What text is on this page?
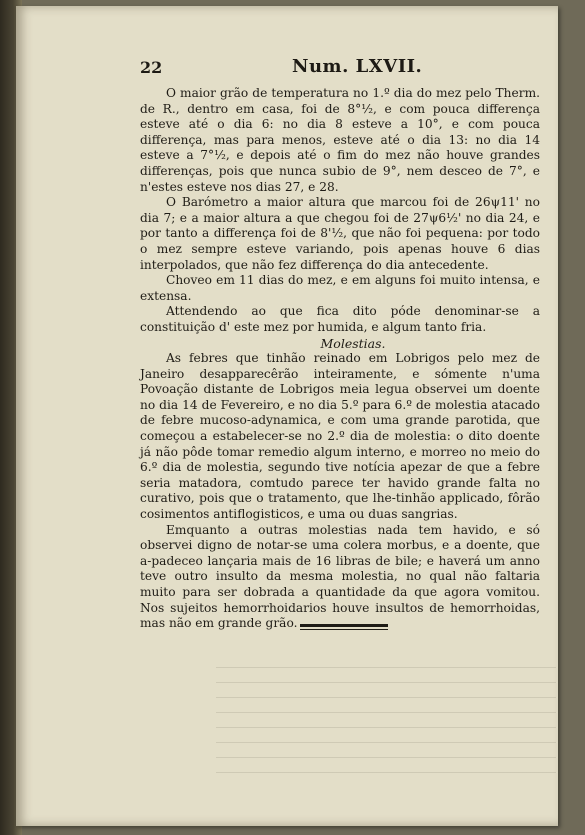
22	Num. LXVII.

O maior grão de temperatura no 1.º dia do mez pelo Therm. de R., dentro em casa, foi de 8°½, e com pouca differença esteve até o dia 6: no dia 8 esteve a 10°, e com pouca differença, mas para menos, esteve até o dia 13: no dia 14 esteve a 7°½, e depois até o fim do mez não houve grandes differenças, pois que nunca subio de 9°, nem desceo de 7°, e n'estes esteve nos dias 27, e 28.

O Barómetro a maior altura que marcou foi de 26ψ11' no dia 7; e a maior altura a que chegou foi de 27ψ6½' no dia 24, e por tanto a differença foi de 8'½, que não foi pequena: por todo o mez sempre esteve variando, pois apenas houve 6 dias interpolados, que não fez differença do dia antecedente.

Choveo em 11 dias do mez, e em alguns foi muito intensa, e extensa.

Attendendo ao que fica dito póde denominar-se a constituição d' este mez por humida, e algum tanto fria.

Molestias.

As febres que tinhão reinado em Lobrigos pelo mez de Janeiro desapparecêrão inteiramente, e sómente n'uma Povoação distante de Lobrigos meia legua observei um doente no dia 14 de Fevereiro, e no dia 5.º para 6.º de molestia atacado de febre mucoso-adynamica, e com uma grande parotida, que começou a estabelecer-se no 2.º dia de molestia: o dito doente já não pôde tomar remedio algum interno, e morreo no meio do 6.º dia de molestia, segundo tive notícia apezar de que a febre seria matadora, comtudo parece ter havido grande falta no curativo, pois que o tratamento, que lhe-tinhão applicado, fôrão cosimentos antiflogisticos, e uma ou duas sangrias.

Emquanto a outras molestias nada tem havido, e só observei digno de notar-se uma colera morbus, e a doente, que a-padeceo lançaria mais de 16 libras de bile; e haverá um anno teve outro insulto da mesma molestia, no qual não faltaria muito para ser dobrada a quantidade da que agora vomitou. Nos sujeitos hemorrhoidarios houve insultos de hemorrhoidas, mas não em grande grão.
....
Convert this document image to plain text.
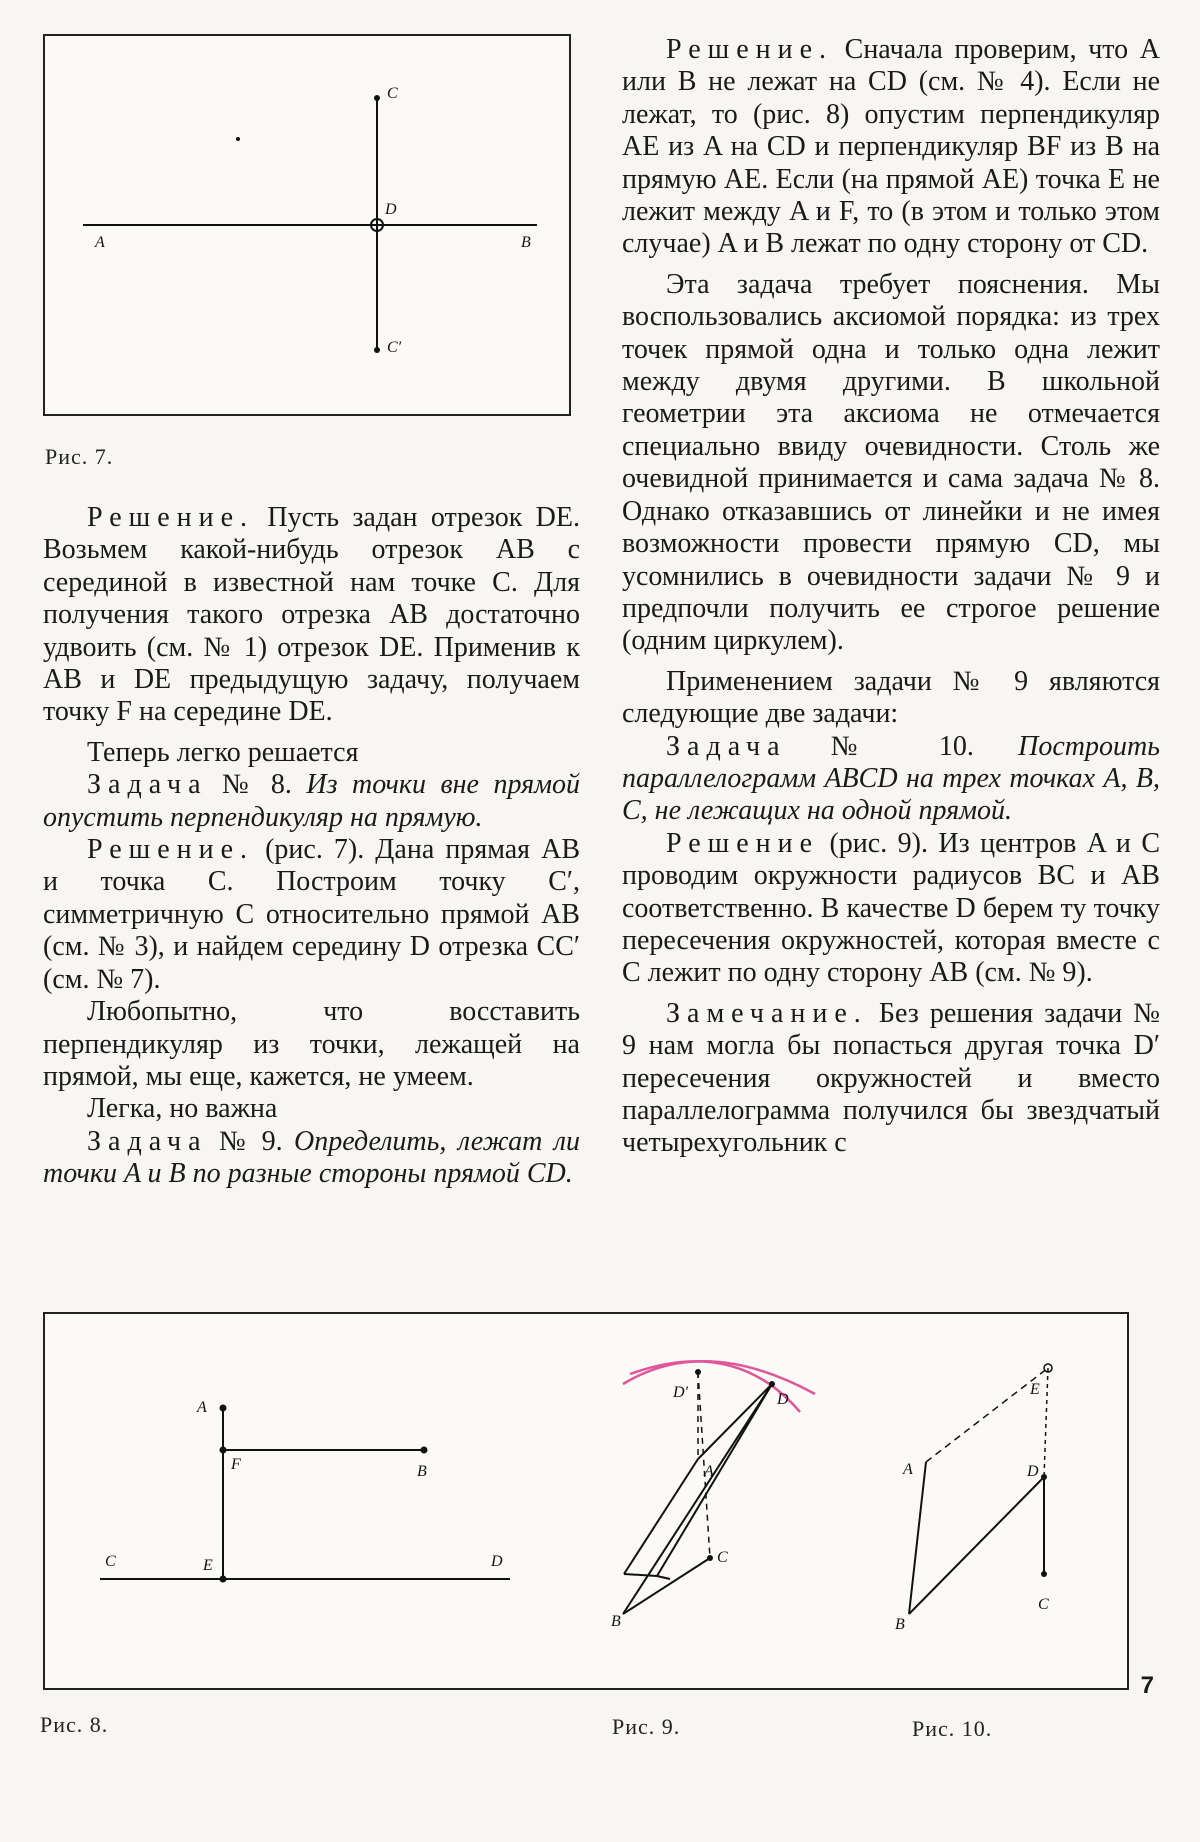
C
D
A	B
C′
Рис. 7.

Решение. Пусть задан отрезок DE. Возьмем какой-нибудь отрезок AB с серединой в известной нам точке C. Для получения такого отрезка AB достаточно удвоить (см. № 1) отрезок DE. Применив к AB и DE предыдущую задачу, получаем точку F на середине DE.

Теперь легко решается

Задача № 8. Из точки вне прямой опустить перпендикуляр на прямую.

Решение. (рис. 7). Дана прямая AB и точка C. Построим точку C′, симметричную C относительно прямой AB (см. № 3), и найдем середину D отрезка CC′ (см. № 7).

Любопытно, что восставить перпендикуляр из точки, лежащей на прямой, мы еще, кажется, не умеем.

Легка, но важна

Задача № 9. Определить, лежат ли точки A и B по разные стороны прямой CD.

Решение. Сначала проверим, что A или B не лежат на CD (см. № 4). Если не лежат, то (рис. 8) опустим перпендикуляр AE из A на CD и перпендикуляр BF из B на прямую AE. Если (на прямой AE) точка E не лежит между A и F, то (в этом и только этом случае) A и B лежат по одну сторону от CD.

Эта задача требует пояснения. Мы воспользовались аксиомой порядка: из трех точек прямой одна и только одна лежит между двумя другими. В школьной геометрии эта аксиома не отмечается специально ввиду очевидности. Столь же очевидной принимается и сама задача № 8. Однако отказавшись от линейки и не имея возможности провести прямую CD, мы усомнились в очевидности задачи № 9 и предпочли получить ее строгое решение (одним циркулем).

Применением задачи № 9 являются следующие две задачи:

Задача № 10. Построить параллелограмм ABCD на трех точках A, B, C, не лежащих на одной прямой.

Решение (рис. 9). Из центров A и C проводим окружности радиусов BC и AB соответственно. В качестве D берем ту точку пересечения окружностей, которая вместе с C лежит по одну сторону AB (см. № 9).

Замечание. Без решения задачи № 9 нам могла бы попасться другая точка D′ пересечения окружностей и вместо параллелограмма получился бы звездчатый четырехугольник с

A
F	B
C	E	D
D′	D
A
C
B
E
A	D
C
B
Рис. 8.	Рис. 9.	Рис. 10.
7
....
• **Task requirements**
In the records above, find each line with the word "this" and copy it.

• **Finished task**
What text is on this page?
Convert this document image to plain text.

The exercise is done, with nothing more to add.